#### Supplied information:

__________________________________________________

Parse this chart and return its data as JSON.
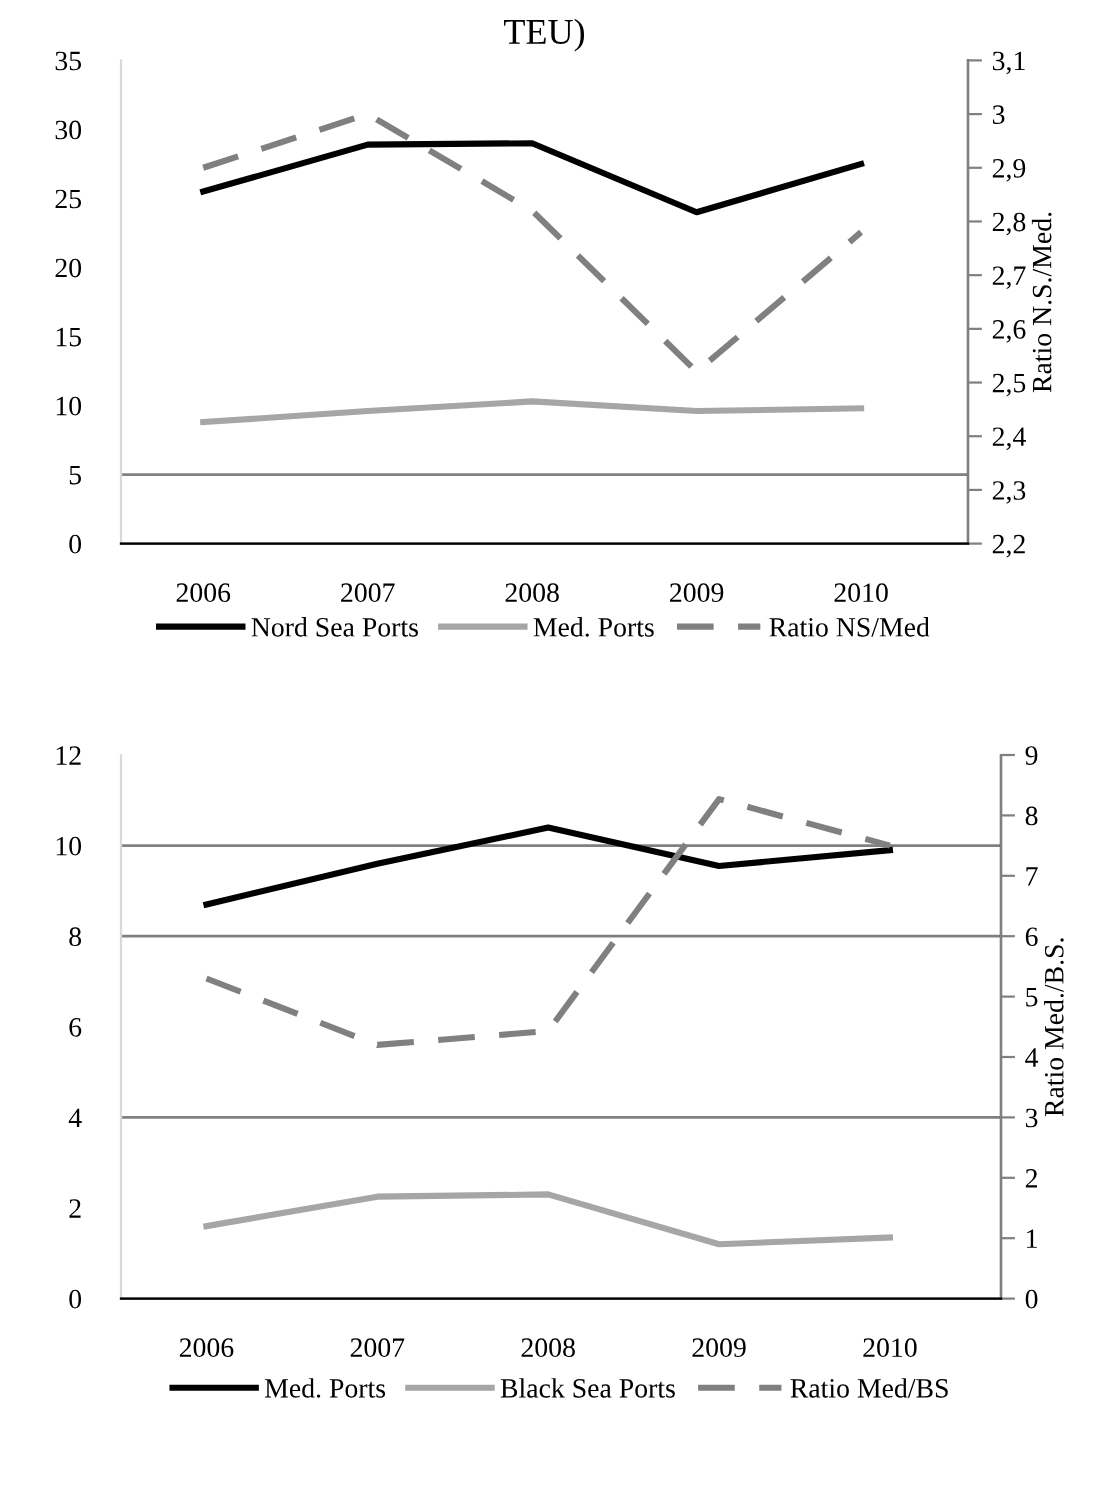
{
  "chart_data": [
    {
      "type": "line",
      "title": "TEU)",
      "categories": [
        "2006",
        "2007",
        "2008",
        "2009",
        "2010"
      ],
      "series": [
        {
          "name": "Nord Sea Ports",
          "color": "#000000",
          "line_style": "solid",
          "values": [
            25.5,
            28.9,
            29.0,
            24.0,
            27.5
          ]
        },
        {
          "name": "Med. Ports",
          "color": "#a6a6a6",
          "line_style": "solid",
          "values": [
            8.8,
            9.6,
            10.3,
            9.6,
            9.8
          ]
        },
        {
          "name": "Ratio NS/Med",
          "color": "#808080",
          "line_style": "dashed",
          "axis": "y2",
          "values": [
            2.9,
            3.0,
            2.82,
            2.52,
            2.78
          ]
        }
      ],
      "ylim": [
        0,
        35
      ],
      "yticks": [
        0,
        5,
        10,
        15,
        20,
        25,
        30,
        35
      ],
      "y2label": "Ratio N.S./Med.",
      "y2lim": [
        2.2,
        3.1
      ],
      "y2ticks": [
        {
          "value": 2.2,
          "label": "2,2"
        },
        {
          "value": 2.3,
          "label": "2,3"
        },
        {
          "value": 2.4,
          "label": "2,4"
        },
        {
          "value": 2.5,
          "label": "2,5"
        },
        {
          "value": 2.6,
          "label": "2,6"
        },
        {
          "value": 2.7,
          "label": "2,7"
        },
        {
          "value": 2.8,
          "label": "2,8"
        },
        {
          "value": 2.9,
          "label": "2,9"
        },
        {
          "value": 3.0,
          "label": "3"
        },
        {
          "value": 3.1,
          "label": "3,1"
        }
      ],
      "ref_lines": [
        {
          "axis": "y",
          "value": 5,
          "color": "#808080"
        }
      ],
      "legend": "bottom",
      "grid": false
    },
    {
      "type": "line",
      "categories": [
        "2006",
        "2007",
        "2008",
        "2009",
        "2010"
      ],
      "series": [
        {
          "name": "Med. Ports",
          "color": "#000000",
          "line_style": "solid",
          "values": [
            8.7,
            9.6,
            10.4,
            9.55,
            9.9
          ]
        },
        {
          "name": "Black Sea Ports",
          "color": "#a6a6a6",
          "line_style": "solid",
          "values": [
            1.6,
            2.25,
            2.3,
            1.2,
            1.35
          ]
        },
        {
          "name": "Ratio Med/BS",
          "color": "#808080",
          "line_style": "dashed",
          "axis": "y2",
          "values": [
            5.3,
            4.2,
            4.43,
            8.27,
            7.5
          ]
        }
      ],
      "ylim": [
        0,
        12
      ],
      "yticks": [
        0,
        2,
        4,
        6,
        8,
        10,
        12
      ],
      "y2label": "Ratio Med./B.S.",
      "y2lim": [
        0,
        9
      ],
      "y2ticks": [
        0,
        1,
        2,
        3,
        4,
        5,
        6,
        7,
        8,
        9
      ],
      "ref_lines": [
        {
          "axis": "y",
          "value": 4,
          "color": "#808080"
        },
        {
          "axis": "y",
          "value": 8,
          "color": "#808080"
        },
        {
          "axis": "y",
          "value": 10,
          "color": "#808080"
        }
      ],
      "legend": "bottom",
      "grid": false
    }
  ]
}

__________________________________________________

#### Given exercise:
Find each line with the string "Ports" and copy it out.

#### Answer to this task:
          "name": "Nord Sea Ports",
          "name": "Med. Ports",
          "name": "Med. Ports",
          "name": "Black Sea Ports",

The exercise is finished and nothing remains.